## What is needed
Select the lines that contain "Carbon" and copy each of them.
[Start of Record extracts]
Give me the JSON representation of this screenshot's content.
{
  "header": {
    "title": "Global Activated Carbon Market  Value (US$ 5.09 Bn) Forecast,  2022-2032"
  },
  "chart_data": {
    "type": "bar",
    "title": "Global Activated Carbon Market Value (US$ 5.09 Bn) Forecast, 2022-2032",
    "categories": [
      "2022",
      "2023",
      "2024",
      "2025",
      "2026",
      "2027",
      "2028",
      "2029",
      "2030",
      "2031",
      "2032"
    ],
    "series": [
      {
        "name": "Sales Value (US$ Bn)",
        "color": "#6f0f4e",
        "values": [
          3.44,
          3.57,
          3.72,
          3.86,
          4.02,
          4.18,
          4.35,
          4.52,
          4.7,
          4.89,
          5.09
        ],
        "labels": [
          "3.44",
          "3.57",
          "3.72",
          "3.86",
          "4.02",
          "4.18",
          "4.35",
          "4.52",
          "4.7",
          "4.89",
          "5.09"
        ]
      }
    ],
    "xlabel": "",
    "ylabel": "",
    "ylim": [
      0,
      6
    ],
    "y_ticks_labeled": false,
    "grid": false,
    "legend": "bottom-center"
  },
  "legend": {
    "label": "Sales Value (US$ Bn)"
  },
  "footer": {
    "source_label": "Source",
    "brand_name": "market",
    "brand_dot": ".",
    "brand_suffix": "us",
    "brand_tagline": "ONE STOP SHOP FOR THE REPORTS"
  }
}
[End of Record extracts]
## Correct output
    "title": "Global Activated Carbon Market  Value (US$ 5.09 Bn) Forecast,  2022-2032"
    "title": "Global Activated Carbon Market Value (US$ 5.09 Bn) Forecast, 2022-2032",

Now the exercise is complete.